** GIVEN PROBLEM **
Using the material below, copy every line where "的垂直平分线" appears.

** DATA SHOWN **
━━━━━━━━━━

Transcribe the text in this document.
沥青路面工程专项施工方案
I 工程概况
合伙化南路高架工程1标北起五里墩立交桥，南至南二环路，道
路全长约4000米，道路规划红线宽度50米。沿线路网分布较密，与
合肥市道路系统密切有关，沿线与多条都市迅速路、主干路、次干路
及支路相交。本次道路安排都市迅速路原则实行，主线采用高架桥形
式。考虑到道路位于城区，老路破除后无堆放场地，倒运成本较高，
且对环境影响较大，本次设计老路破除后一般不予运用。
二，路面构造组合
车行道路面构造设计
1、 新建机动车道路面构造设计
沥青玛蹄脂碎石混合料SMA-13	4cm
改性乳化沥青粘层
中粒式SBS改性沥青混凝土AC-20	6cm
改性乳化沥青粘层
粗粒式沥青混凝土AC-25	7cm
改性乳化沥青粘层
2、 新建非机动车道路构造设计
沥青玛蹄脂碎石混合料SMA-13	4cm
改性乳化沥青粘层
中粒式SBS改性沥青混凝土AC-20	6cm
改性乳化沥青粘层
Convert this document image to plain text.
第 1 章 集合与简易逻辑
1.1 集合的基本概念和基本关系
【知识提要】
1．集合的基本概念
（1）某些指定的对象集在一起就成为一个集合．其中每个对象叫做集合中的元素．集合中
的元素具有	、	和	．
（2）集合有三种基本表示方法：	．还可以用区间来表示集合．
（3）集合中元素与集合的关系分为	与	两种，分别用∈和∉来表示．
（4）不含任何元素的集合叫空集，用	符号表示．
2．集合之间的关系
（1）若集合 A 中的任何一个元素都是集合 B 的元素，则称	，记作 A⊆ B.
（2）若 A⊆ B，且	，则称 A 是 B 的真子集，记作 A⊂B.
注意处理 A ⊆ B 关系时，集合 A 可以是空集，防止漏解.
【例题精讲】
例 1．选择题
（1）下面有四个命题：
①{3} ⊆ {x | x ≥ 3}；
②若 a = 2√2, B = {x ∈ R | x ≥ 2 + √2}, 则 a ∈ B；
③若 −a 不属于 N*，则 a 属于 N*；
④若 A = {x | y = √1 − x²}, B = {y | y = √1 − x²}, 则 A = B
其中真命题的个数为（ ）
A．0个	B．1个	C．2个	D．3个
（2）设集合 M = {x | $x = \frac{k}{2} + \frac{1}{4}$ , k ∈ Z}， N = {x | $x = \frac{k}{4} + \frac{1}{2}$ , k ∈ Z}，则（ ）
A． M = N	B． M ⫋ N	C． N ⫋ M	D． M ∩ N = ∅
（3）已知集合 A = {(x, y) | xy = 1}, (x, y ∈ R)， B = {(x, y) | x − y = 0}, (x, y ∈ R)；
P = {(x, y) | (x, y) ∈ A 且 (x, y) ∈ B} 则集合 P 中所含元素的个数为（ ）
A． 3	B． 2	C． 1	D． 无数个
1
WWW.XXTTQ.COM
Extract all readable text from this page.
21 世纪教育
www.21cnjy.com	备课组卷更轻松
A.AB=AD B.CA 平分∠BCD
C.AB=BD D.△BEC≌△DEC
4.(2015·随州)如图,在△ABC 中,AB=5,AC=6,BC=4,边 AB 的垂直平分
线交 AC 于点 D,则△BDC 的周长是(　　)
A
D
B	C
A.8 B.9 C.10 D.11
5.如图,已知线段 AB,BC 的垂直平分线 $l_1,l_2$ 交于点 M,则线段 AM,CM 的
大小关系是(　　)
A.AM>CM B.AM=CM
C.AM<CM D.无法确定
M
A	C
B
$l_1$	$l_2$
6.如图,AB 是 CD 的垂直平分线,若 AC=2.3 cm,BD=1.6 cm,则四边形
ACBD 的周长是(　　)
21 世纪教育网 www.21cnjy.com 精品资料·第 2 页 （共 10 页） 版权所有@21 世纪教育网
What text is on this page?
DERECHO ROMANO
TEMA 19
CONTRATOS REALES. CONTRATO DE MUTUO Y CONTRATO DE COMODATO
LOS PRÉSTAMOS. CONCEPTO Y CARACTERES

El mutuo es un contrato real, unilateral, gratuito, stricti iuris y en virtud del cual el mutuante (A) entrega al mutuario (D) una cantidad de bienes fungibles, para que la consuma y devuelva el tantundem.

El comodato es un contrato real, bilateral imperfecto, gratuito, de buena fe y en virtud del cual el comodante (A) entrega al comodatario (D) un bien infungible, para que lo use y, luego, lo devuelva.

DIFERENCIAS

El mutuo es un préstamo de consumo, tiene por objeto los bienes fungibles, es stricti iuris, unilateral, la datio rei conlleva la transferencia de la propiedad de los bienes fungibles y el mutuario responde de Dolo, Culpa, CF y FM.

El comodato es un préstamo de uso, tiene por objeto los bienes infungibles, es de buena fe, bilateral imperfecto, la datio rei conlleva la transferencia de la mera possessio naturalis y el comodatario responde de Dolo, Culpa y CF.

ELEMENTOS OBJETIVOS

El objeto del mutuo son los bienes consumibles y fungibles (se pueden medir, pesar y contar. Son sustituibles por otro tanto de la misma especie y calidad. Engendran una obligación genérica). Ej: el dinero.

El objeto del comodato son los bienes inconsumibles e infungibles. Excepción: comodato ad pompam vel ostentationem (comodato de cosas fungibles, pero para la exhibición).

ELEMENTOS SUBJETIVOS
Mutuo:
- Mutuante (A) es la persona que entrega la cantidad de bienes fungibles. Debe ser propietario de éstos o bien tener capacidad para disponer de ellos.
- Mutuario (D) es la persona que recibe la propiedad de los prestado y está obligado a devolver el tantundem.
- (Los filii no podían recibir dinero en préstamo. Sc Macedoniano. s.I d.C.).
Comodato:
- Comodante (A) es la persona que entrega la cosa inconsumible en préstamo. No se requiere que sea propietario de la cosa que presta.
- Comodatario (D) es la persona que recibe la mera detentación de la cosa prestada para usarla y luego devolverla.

━━━━━━━━━━

** THE RESULT **
5.如图,已知线段 AB,BC 的垂直平分线 $l_1,l_2$ 交于点 M,则线段 AM,CM 的
6.如图,AB 是 CD 的垂直平分线,若 AC=2.3 cm,BD=1.6 cm,则四边形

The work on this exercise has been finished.